Excerpted passage:
++++++
In this study, after therapeutic intervention with active vitamin D (1, 25(OH)2D3, calcitriol) supplementation in patients with NDCKD under different treatment modalities, there was a statistically significant improvement in IR and islet β-cell function after active vitamin D supplementation in the experimental ND group compared with the control group, and this result can be verified with the results of a previous clinical correlation study [26]. However, there was no significant improvement in IR index after 6 months of follow-up with active vitamin D supplementation in the experimental dialysis patients compared with the control group. However, the patients in the experimental group showed an overall decreasing trend in IR index with the prolongation of the intervention time, and all showed statistical differences at 6 months of follow-up; the observation of HOMA-β index showed a significant improvement in HOMA-β with the prolongation of the experimental time in both HD and PD patients, both compared with the control group and to the experimental group itself. This may suggest that because the degree of IR in dialysis patients is severe, longer clinical interventions may be needed to improve the function of pancreatic β-cells and thus the IR status of patients; or that there are other confounding factors affecting glucose metabolism in dialysis patients. These implications should be verified by further in-depth studies.

This study was based on previous studies wherein patients with NDCKD underwent activated vitamin D intervention for a relatively long period of time, and the relevant indices were observed for a similarly long period of time. The experimental conclusion of a positive effect on the improvement of insulin function was obtained from these studies, which can be used as a clinical reference basis for subsequent related studies. However, our study was just a pilot study, the shortcomings of this study include the data of a single-center study, the small number of experimental cases, the experimental process being unable to meet the standards of double-blind and placebo-controlled research, and the short follow-up time; Therefore, the experimental results are only for clinical treatment reference, subsequent research should involve a clinical randomized controlled trial with a larger scale, more rigorous design, and a longer follow-up period to further observe the effect of activated vitamin D on glucose metabolism in patients with non-diabetic kidney disease.
++++++
The problem:
Answer these questions using the excerpt on vitamin D in kidney disease:
(a) In which group did active vitamin D supplementation significantly improve IR and islet β-cell function compared with the control group?
(b) After how many months of follow-up did the dialysis patients show no significant improvement in IR index compared with the control group?
(c) What kind of trial does the excerpt say subsequent research should involve?
The records come from a separate source and are unrelated to the text.
++++++
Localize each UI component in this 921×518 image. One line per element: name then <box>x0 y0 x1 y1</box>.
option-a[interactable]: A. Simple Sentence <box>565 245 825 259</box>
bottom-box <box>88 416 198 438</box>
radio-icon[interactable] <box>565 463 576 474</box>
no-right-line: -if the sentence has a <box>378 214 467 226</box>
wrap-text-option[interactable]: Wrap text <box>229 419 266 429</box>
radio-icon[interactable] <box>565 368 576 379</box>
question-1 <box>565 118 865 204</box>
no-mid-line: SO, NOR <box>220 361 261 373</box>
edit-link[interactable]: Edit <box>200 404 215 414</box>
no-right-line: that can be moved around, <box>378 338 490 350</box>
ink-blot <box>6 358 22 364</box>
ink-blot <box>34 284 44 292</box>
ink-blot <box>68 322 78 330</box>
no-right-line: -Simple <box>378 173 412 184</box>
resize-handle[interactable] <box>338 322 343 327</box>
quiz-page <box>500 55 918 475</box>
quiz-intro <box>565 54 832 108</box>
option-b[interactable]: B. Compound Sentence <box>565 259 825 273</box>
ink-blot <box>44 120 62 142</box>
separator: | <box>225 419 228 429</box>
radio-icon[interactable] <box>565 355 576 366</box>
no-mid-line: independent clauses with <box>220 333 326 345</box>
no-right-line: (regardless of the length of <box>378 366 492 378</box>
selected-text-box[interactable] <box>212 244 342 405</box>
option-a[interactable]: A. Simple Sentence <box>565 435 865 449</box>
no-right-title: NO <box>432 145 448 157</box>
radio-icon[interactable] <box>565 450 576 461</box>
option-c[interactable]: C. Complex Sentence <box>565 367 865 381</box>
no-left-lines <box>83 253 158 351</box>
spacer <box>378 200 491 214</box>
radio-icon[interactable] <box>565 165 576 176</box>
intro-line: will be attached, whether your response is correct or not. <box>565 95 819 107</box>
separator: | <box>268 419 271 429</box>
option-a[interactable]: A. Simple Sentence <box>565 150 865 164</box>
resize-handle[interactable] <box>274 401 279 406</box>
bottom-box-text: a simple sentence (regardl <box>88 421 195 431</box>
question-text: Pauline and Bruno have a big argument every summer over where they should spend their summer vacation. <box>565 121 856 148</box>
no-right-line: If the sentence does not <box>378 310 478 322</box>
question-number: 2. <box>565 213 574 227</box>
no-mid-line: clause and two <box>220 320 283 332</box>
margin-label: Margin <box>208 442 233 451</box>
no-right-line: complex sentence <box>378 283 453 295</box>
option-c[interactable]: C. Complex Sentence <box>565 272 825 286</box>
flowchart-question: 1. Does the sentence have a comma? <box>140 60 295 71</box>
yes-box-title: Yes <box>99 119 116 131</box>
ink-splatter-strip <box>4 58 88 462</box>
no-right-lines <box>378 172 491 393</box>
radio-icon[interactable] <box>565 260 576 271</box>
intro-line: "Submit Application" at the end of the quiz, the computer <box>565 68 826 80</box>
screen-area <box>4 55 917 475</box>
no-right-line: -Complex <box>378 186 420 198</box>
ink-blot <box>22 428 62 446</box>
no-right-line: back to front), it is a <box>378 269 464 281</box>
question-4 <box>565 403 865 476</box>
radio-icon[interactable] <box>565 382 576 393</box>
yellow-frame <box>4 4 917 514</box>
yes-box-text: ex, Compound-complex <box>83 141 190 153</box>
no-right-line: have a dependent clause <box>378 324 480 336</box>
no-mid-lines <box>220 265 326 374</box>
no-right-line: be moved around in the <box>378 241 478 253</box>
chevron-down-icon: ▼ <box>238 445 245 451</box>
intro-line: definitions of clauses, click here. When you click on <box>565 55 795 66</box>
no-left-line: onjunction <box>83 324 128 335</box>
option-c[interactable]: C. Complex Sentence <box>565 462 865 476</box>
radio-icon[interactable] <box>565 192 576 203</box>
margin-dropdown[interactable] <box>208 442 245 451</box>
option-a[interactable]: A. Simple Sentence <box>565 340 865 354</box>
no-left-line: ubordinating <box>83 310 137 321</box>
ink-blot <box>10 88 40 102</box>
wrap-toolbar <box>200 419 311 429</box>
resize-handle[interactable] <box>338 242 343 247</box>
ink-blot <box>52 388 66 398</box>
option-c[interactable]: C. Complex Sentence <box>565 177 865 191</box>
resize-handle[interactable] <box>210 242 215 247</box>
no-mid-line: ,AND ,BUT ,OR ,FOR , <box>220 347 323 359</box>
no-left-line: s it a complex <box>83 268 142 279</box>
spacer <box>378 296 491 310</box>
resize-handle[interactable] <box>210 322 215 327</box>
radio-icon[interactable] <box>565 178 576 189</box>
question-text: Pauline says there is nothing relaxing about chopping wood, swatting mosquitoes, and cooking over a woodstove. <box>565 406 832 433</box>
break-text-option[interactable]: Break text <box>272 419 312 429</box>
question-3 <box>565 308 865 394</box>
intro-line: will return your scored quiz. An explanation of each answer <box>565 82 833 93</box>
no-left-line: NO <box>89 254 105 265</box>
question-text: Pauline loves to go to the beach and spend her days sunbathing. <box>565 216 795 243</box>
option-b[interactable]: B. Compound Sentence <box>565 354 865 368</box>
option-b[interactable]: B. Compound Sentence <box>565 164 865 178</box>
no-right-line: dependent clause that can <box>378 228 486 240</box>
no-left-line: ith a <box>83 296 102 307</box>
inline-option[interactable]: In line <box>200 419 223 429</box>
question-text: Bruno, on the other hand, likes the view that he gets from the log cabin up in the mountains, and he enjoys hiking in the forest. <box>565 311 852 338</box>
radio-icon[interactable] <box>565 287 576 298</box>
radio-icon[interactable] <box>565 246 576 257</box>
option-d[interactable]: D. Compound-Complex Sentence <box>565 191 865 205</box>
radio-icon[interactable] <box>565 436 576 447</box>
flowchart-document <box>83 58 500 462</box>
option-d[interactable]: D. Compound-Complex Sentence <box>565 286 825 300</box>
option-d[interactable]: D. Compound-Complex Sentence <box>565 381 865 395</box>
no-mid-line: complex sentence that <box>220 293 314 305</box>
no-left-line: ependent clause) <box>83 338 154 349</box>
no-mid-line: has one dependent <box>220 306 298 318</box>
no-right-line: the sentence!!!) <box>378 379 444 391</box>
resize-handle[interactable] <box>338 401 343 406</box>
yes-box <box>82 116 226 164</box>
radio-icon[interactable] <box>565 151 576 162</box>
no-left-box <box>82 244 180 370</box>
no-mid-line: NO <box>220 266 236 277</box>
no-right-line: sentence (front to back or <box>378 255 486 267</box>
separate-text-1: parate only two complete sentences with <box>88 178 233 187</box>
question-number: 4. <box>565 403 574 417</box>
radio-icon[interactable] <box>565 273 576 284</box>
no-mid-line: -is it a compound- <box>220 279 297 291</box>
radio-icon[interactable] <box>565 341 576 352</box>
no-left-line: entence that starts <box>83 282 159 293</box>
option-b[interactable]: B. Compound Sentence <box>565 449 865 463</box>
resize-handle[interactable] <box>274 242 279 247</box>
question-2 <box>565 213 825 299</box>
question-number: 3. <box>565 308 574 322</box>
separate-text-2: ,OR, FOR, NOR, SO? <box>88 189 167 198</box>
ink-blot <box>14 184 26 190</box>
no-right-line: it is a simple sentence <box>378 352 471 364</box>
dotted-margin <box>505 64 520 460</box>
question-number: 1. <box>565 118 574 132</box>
++++++
Output of the task:
(a) The experimental ND group.
(b) Six months.
(c) A clinical randomized controlled trial with a larger scale, more rigorous design, and a longer follow-up period.